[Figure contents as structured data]

-- start --

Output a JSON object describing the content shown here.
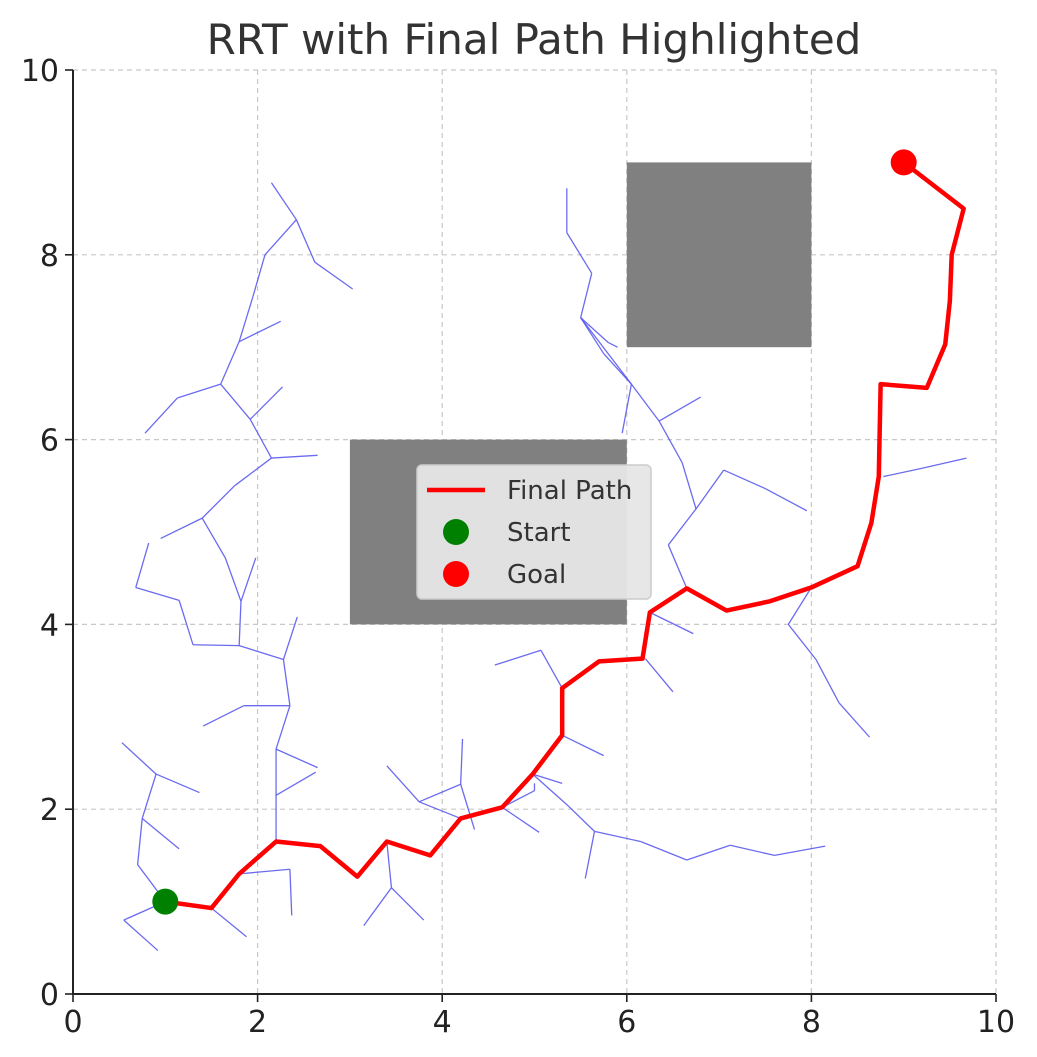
{
  "chart_data": {
    "type": "line",
    "title": "RRT with Final Path Highlighted",
    "xlabel": "",
    "ylabel": "",
    "xlim": [
      0,
      10
    ],
    "ylim": [
      0,
      10
    ],
    "xticks": [
      "0",
      "2",
      "4",
      "6",
      "8",
      "10"
    ],
    "yticks": [
      "0",
      "2",
      "4",
      "6",
      "8",
      "10"
    ],
    "grid": true,
    "legend_position": "center",
    "colors": {
      "tree": "#5b5bf0",
      "path": "#ff0000",
      "start": "#008000",
      "goal": "#ff0000",
      "obstacle": "#808080"
    },
    "obstacles": [
      {
        "x": 6,
        "y": 7,
        "width": 2,
        "height": 2
      },
      {
        "x": 3,
        "y": 4,
        "width": 3,
        "height": 2
      }
    ],
    "tree_edges": [
      [
        [
          1.0,
          1.0
        ],
        [
          0.55,
          0.8
        ]
      ],
      [
        [
          1.0,
          1.0
        ],
        [
          0.7,
          1.4
        ]
      ],
      [
        [
          0.55,
          0.8
        ],
        [
          0.92,
          0.47
        ]
      ],
      [
        [
          0.7,
          1.4
        ],
        [
          0.75,
          1.9
        ]
      ],
      [
        [
          0.75,
          1.9
        ],
        [
          1.15,
          1.57
        ]
      ],
      [
        [
          0.75,
          1.9
        ],
        [
          0.9,
          2.38
        ]
      ],
      [
        [
          0.9,
          2.38
        ],
        [
          0.53,
          2.72
        ]
      ],
      [
        [
          0.9,
          2.38
        ],
        [
          1.37,
          2.18
        ]
      ],
      [
        [
          1.5,
          0.93
        ],
        [
          1.88,
          0.62
        ]
      ],
      [
        [
          1.8,
          1.3
        ],
        [
          2.35,
          1.35
        ]
      ],
      [
        [
          2.35,
          1.35
        ],
        [
          2.37,
          0.85
        ]
      ],
      [
        [
          2.2,
          1.65
        ],
        [
          2.2,
          2.65
        ]
      ],
      [
        [
          2.2,
          2.65
        ],
        [
          2.65,
          2.45
        ]
      ],
      [
        [
          2.2,
          2.15
        ],
        [
          2.63,
          2.4
        ]
      ],
      [
        [
          2.2,
          2.65
        ],
        [
          2.35,
          3.12
        ]
      ],
      [
        [
          2.35,
          3.12
        ],
        [
          1.85,
          3.12
        ]
      ],
      [
        [
          1.85,
          3.12
        ],
        [
          1.41,
          2.9
        ]
      ],
      [
        [
          2.35,
          3.12
        ],
        [
          2.28,
          3.62
        ]
      ],
      [
        [
          2.28,
          3.62
        ],
        [
          2.43,
          4.08
        ]
      ],
      [
        [
          2.28,
          3.62
        ],
        [
          1.8,
          3.77
        ]
      ],
      [
        [
          1.8,
          3.77
        ],
        [
          1.82,
          4.25
        ]
      ],
      [
        [
          1.82,
          4.25
        ],
        [
          1.98,
          4.72
        ]
      ],
      [
        [
          1.8,
          3.77
        ],
        [
          1.3,
          3.78
        ]
      ],
      [
        [
          1.3,
          3.78
        ],
        [
          1.15,
          4.26
        ]
      ],
      [
        [
          1.15,
          4.26
        ],
        [
          0.68,
          4.4
        ]
      ],
      [
        [
          0.68,
          4.4
        ],
        [
          0.82,
          4.88
        ]
      ],
      [
        [
          1.82,
          4.25
        ],
        [
          1.65,
          4.72
        ]
      ],
      [
        [
          1.65,
          4.72
        ],
        [
          1.4,
          5.15
        ]
      ],
      [
        [
          1.4,
          5.15
        ],
        [
          0.95,
          4.93
        ]
      ],
      [
        [
          1.4,
          5.15
        ],
        [
          1.75,
          5.5
        ]
      ],
      [
        [
          1.75,
          5.5
        ],
        [
          2.15,
          5.8
        ]
      ],
      [
        [
          2.15,
          5.8
        ],
        [
          2.65,
          5.83
        ]
      ],
      [
        [
          2.15,
          5.8
        ],
        [
          1.92,
          6.22
        ]
      ],
      [
        [
          1.92,
          6.22
        ],
        [
          2.27,
          6.57
        ]
      ],
      [
        [
          1.92,
          6.22
        ],
        [
          1.6,
          6.6
        ]
      ],
      [
        [
          1.6,
          6.6
        ],
        [
          1.13,
          6.45
        ]
      ],
      [
        [
          1.13,
          6.45
        ],
        [
          0.78,
          6.07
        ]
      ],
      [
        [
          1.6,
          6.6
        ],
        [
          1.8,
          7.06
        ]
      ],
      [
        [
          1.8,
          7.06
        ],
        [
          2.25,
          7.28
        ]
      ],
      [
        [
          1.8,
          7.06
        ],
        [
          1.95,
          7.55
        ]
      ],
      [
        [
          1.95,
          7.55
        ],
        [
          2.08,
          8.0
        ]
      ],
      [
        [
          2.08,
          8.0
        ],
        [
          2.42,
          8.38
        ]
      ],
      [
        [
          2.42,
          8.38
        ],
        [
          2.15,
          8.78
        ]
      ],
      [
        [
          2.42,
          8.38
        ],
        [
          2.62,
          7.92
        ]
      ],
      [
        [
          2.62,
          7.92
        ],
        [
          3.03,
          7.63
        ]
      ],
      [
        [
          3.4,
          1.65
        ],
        [
          3.45,
          1.15
        ]
      ],
      [
        [
          3.45,
          1.15
        ],
        [
          3.15,
          0.74
        ]
      ],
      [
        [
          3.45,
          1.15
        ],
        [
          3.8,
          0.8
        ]
      ],
      [
        [
          4.2,
          1.9
        ],
        [
          3.75,
          2.08
        ]
      ],
      [
        [
          3.75,
          2.08
        ],
        [
          3.4,
          2.47
        ]
      ],
      [
        [
          3.75,
          2.08
        ],
        [
          4.2,
          2.27
        ]
      ],
      [
        [
          4.2,
          2.27
        ],
        [
          4.35,
          1.78
        ]
      ],
      [
        [
          4.2,
          2.27
        ],
        [
          4.22,
          2.76
        ]
      ],
      [
        [
          4.65,
          2.02
        ],
        [
          5.05,
          1.75
        ]
      ],
      [
        [
          4.65,
          2.02
        ],
        [
          5.0,
          2.2
        ]
      ],
      [
        [
          5.0,
          2.2
        ],
        [
          5.0,
          2.28
        ]
      ],
      [
        [
          4.98,
          2.38
        ],
        [
          5.35,
          2.05
        ]
      ],
      [
        [
          5.35,
          2.05
        ],
        [
          5.65,
          1.76
        ]
      ],
      [
        [
          5.65,
          1.76
        ],
        [
          5.55,
          1.25
        ]
      ],
      [
        [
          5.65,
          1.76
        ],
        [
          6.15,
          1.65
        ]
      ],
      [
        [
          6.15,
          1.65
        ],
        [
          6.65,
          1.45
        ]
      ],
      [
        [
          6.65,
          1.45
        ],
        [
          7.12,
          1.61
        ]
      ],
      [
        [
          7.12,
          1.61
        ],
        [
          7.6,
          1.5
        ]
      ],
      [
        [
          7.6,
          1.5
        ],
        [
          8.15,
          1.6
        ]
      ],
      [
        [
          4.98,
          2.38
        ],
        [
          5.3,
          2.28
        ]
      ],
      [
        [
          5.3,
          2.8
        ],
        [
          5.75,
          2.58
        ]
      ],
      [
        [
          5.3,
          3.31
        ],
        [
          5.07,
          3.72
        ]
      ],
      [
        [
          5.07,
          3.72
        ],
        [
          4.57,
          3.56
        ]
      ],
      [
        [
          6.2,
          3.63
        ],
        [
          6.5,
          3.27
        ]
      ],
      [
        [
          6.25,
          4.13
        ],
        [
          6.72,
          3.9
        ]
      ],
      [
        [
          6.65,
          4.39
        ],
        [
          6.45,
          4.86
        ]
      ],
      [
        [
          6.45,
          4.86
        ],
        [
          6.75,
          5.25
        ]
      ],
      [
        [
          6.75,
          5.25
        ],
        [
          7.05,
          5.67
        ]
      ],
      [
        [
          7.05,
          5.67
        ],
        [
          7.5,
          5.47
        ]
      ],
      [
        [
          7.5,
          5.47
        ],
        [
          7.95,
          5.23
        ]
      ],
      [
        [
          6.75,
          5.25
        ],
        [
          6.6,
          5.75
        ]
      ],
      [
        [
          6.6,
          5.75
        ],
        [
          6.35,
          6.2
        ]
      ],
      [
        [
          6.35,
          6.2
        ],
        [
          6.8,
          6.46
        ]
      ],
      [
        [
          6.35,
          6.2
        ],
        [
          6.05,
          6.6
        ]
      ],
      [
        [
          6.05,
          6.6
        ],
        [
          5.5,
          7.32
        ]
      ],
      [
        [
          6.05,
          6.6
        ],
        [
          5.95,
          6.07
        ]
      ],
      [
        [
          5.5,
          7.32
        ],
        [
          5.8,
          7.05
        ]
      ],
      [
        [
          5.8,
          7.05
        ],
        [
          5.9,
          7.0
        ]
      ],
      [
        [
          5.5,
          7.32
        ],
        [
          5.62,
          7.8
        ]
      ],
      [
        [
          5.62,
          7.8
        ],
        [
          5.35,
          8.24
        ]
      ],
      [
        [
          5.35,
          8.24
        ],
        [
          5.35,
          8.72
        ]
      ],
      [
        [
          5.5,
          7.32
        ],
        [
          5.75,
          6.93
        ]
      ],
      [
        [
          5.75,
          6.93
        ],
        [
          6.05,
          6.6
        ]
      ],
      [
        [
          8.0,
          4.4
        ],
        [
          7.75,
          4.0
        ]
      ],
      [
        [
          7.75,
          4.0
        ],
        [
          8.05,
          3.62
        ]
      ],
      [
        [
          8.05,
          3.62
        ],
        [
          8.3,
          3.15
        ]
      ],
      [
        [
          8.3,
          3.15
        ],
        [
          8.63,
          2.78
        ]
      ],
      [
        [
          8.78,
          5.6
        ],
        [
          9.2,
          5.69
        ]
      ],
      [
        [
          9.2,
          5.69
        ],
        [
          9.68,
          5.8
        ]
      ]
    ],
    "series": [
      {
        "name": "Final Path",
        "points": [
          [
            1.0,
            1.0
          ],
          [
            1.5,
            0.93
          ],
          [
            1.8,
            1.3
          ],
          [
            2.2,
            1.65
          ],
          [
            2.68,
            1.6
          ],
          [
            3.08,
            1.27
          ],
          [
            3.4,
            1.65
          ],
          [
            3.87,
            1.5
          ],
          [
            4.2,
            1.9
          ],
          [
            4.65,
            2.02
          ],
          [
            4.98,
            2.38
          ],
          [
            5.3,
            2.8
          ],
          [
            5.3,
            3.31
          ],
          [
            5.7,
            3.6
          ],
          [
            6.17,
            3.63
          ],
          [
            6.25,
            4.13
          ],
          [
            6.65,
            4.39
          ],
          [
            7.08,
            4.15
          ],
          [
            7.55,
            4.25
          ],
          [
            8.0,
            4.4
          ],
          [
            8.5,
            4.63
          ],
          [
            8.65,
            5.1
          ],
          [
            8.73,
            5.6
          ],
          [
            8.75,
            6.6
          ],
          [
            9.25,
            6.56
          ],
          [
            9.45,
            7.03
          ],
          [
            9.5,
            7.5
          ],
          [
            9.52,
            8.0
          ],
          [
            9.65,
            8.5
          ],
          [
            9.0,
            9.0
          ]
        ]
      },
      {
        "name": "Start",
        "points": [
          [
            1.0,
            1.0
          ]
        ]
      },
      {
        "name": "Goal",
        "points": [
          [
            9.0,
            9.0
          ]
        ]
      }
    ],
    "legend": [
      "Final Path",
      "Start",
      "Goal"
    ]
  }
}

-- end --

WRITTEN EXERCISE
Find the word "name" in the entries, and copy every line it shows up in.

COMPLETED TASK
        "name": "Final Path",
        "name": "Start",
        "name": "Goal",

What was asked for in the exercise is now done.